PROBLEM DESCRIPTION. Can you give all the records again without altering a single character?

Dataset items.

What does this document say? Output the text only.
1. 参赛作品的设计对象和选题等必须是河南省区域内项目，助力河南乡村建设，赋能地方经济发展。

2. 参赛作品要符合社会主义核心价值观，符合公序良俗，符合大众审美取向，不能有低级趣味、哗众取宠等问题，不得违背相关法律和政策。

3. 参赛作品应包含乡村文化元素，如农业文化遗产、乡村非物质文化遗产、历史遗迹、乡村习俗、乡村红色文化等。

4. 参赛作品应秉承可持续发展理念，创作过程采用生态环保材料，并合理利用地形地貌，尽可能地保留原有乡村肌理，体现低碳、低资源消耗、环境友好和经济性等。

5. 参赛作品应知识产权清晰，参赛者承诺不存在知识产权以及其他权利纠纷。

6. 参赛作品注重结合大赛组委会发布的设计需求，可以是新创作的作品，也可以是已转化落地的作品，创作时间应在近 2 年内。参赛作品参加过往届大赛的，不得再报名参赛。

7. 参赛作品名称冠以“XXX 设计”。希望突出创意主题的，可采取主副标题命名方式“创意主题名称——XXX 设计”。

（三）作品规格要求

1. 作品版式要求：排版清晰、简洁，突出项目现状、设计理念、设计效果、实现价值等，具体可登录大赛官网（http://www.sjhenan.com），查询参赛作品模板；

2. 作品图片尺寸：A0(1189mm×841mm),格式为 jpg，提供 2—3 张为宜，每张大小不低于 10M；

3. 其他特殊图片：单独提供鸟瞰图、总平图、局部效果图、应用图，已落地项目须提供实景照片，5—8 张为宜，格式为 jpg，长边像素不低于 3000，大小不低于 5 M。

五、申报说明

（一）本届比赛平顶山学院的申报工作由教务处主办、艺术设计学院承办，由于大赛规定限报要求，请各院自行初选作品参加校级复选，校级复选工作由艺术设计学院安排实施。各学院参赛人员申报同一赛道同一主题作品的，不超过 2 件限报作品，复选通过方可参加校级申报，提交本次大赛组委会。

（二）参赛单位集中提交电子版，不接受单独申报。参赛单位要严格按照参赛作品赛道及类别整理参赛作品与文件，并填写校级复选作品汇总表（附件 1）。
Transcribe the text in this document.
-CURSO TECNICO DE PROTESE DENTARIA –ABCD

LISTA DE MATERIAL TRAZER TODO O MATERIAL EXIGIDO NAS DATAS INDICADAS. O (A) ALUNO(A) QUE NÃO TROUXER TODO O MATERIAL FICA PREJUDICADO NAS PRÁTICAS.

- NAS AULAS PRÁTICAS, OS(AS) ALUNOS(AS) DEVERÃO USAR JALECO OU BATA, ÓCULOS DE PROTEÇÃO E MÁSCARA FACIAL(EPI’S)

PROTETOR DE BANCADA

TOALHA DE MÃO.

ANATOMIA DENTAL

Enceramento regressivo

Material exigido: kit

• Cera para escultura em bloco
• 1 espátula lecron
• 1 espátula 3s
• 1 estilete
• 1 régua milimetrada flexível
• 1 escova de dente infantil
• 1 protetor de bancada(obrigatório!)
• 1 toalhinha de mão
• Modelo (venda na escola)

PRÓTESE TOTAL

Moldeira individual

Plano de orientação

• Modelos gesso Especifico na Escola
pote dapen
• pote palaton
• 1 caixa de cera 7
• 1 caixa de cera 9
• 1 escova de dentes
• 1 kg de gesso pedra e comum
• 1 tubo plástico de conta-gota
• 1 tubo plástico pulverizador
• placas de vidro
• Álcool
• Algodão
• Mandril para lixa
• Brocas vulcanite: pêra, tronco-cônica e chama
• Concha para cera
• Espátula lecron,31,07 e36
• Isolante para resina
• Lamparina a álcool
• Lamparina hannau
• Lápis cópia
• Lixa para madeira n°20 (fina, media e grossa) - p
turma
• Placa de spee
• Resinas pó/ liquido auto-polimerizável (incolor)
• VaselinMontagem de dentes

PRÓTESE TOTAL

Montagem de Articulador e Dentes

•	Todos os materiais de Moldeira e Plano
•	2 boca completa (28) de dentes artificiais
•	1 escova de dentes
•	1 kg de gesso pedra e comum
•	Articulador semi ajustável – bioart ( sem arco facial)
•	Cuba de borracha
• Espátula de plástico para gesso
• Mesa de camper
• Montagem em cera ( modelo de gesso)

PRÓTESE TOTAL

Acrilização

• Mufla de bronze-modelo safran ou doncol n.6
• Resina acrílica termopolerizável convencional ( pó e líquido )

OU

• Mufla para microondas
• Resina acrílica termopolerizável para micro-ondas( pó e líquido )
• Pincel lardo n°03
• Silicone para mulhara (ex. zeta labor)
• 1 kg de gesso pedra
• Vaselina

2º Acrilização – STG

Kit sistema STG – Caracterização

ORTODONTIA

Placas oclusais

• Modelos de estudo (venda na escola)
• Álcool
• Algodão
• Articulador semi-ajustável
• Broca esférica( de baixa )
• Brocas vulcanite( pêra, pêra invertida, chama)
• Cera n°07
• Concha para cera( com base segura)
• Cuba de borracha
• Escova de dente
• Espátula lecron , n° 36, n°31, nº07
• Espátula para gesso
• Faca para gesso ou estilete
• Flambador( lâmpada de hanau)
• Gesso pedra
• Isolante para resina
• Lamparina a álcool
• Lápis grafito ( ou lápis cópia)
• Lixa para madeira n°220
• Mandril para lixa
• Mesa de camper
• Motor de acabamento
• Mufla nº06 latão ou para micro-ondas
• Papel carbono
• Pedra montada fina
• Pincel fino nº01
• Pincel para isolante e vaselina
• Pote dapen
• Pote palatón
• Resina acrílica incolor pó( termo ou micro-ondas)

OUTPUT FOR THIS EXERCISE.
What does this document say? Output the text only.
1. 参赛作品的设计对象和选题等必须是河南省区域内项目，助力河南乡村建设，赋能地方经济发展。

2. 参赛作品要符合社会主义核心价值观，符合公序良俗，符合大众审美取向，不能有低级趣味、哗众取宠等问题，不得违背相关法律和政策。

3. 参赛作品应包含乡村文化元素，如农业文化遗产、乡村非物质文化遗产、历史遗迹、乡村习俗、乡村红色文化等。

4. 参赛作品应秉承可持续发展理念，创作过程采用生态环保材料，并合理利用地形地貌，尽可能地保留原有乡村肌理，体现低碳、低资源消耗、环境友好和经济性等。

5. 参赛作品应知识产权清晰，参赛者承诺不存在知识产权以及其他权利纠纷。

6. 参赛作品注重结合大赛组委会发布的设计需求，可以是新创作的作品，也可以是已转化落地的作品，创作时间应在近 2 年内。参赛作品参加过往届大赛的，不得再报名参赛。

7. 参赛作品名称冠以“XXX 设计”。希望突出创意主题的，可采取主副标题命名方式“创意主题名称——XXX 设计”。

（三）作品规格要求

1. 作品版式要求：排版清晰、简洁，突出项目现状、设计理念、设计效果、实现价值等，具体可登录大赛官网（http://www.sjhenan.com），查询参赛作品模板；

2. 作品图片尺寸：A0(1189mm×841mm),格式为 jpg，提供 2—3 张为宜，每张大小不低于 10M；

3. 其他特殊图片：单独提供鸟瞰图、总平图、局部效果图、应用图，已落地项目须提供实景照片，5—8 张为宜，格式为 jpg，长边像素不低于 3000，大小不低于 5 M。

五、申报说明

（一）本届比赛平顶山学院的申报工作由教务处主办、艺术设计学院承办，由于大赛规定限报要求，请各院自行初选作品参加校级复选，校级复选工作由艺术设计学院安排实施。各学院参赛人员申报同一赛道同一主题作品的，不超过 2 件限报作品，复选通过方可参加校级申报，提交本次大赛组委会。

（二）参赛单位集中提交电子版，不接受单独申报。参赛单位要严格按照参赛作品赛道及类别整理参赛作品与文件，并填写校级复选作品汇总表（附件 1）。
Transcribe the text in this document.
-CURSO TECNICO DE PROTESE DENTARIA –ABCD

LISTA DE MATERIAL TRAZER TODO O MATERIAL EXIGIDO NAS DATAS INDICADAS. O (A) ALUNO(A) QUE NÃO TROUXER TODO O MATERIAL FICA PREJUDICADO NAS PRÁTICAS.

- NAS AULAS PRÁTICAS, OS(AS) ALUNOS(AS) DEVERÃO USAR JALECO OU BATA, ÓCULOS DE PROTEÇÃO E MÁSCARA FACIAL(EPI’S)

PROTETOR DE BANCADA

TOALHA DE MÃO.

ANATOMIA DENTAL

Enceramento regressivo

Material exigido: kit

• Cera para escultura em bloco
• 1 espátula lecron
• 1 espátula 3s
• 1 estilete
• 1 régua milimetrada flexível
• 1 escova de dente infantil
• 1 protetor de bancada(obrigatório!)
• 1 toalhinha de mão
• Modelo (venda na escola)

PRÓTESE TOTAL

Moldeira individual

Plano de orientação

• Modelos gesso Especifico na Escola
pote dapen
• pote palaton
• 1 caixa de cera 7
• 1 caixa de cera 9
• 1 escova de dentes
• 1 kg de gesso pedra e comum
• 1 tubo plástico de conta-gota
• 1 tubo plástico pulverizador
• placas de vidro
• Álcool
• Algodão
• Mandril para lixa
• Brocas vulcanite: pêra, tronco-cônica e chama
• Concha para cera
• Espátula lecron,31,07 e36
• Isolante para resina
• Lamparina a álcool
• Lamparina hannau
• Lápis cópia
• Lixa para madeira n°20 (fina, media e grossa) - p
turma
• Placa de spee
• Resinas pó/ liquido auto-polimerizável (incolor)
• VaselinMontagem de dentes

PRÓTESE TOTAL

Montagem de Articulador e Dentes

•	Todos os materiais de Moldeira e Plano
•	2 boca completa (28) de dentes artificiais
•	1 escova de dentes
•	1 kg de gesso pedra e comum
•	Articulador semi ajustável – bioart ( sem arco facial)
•	Cuba de borracha
• Espátula de plástico para gesso
• Mesa de camper
• Montagem em cera ( modelo de gesso)

PRÓTESE TOTAL

Acrilização

• Mufla de bronze-modelo safran ou doncol n.6
• Resina acrílica termopolerizável convencional ( pó e líquido )

OU

• Mufla para microondas
• Resina acrílica termopolerizável para micro-ondas( pó e líquido )
• Pincel lardo n°03
• Silicone para mulhara (ex. zeta labor)
• 1 kg de gesso pedra
• Vaselina

2º Acrilização – STG

Kit sistema STG – Caracterização

ORTODONTIA

Placas oclusais

• Modelos de estudo (venda na escola)
• Álcool
• Algodão
• Articulador semi-ajustável
• Broca esférica( de baixa )
• Brocas vulcanite( pêra, pêra invertida, chama)
• Cera n°07
• Concha para cera( com base segura)
• Cuba de borracha
• Escova de dente
• Espátula lecron , n° 36, n°31, nº07
• Espátula para gesso
• Faca para gesso ou estilete
• Flambador( lâmpada de hanau)
• Gesso pedra
• Isolante para resina
• Lamparina a álcool
• Lápis grafito ( ou lápis cópia)
• Lixa para madeira n°220
• Mandril para lixa
• Mesa de camper
• Motor de acabamento
• Mufla nº06 latão ou para micro-ondas
• Papel carbono
• Pedra montada fina
• Pincel fino nº01
• Pincel para isolante e vaselina
• Pote dapen
• Pote palatón
• Resina acrílica incolor pó( termo ou micro-ondas)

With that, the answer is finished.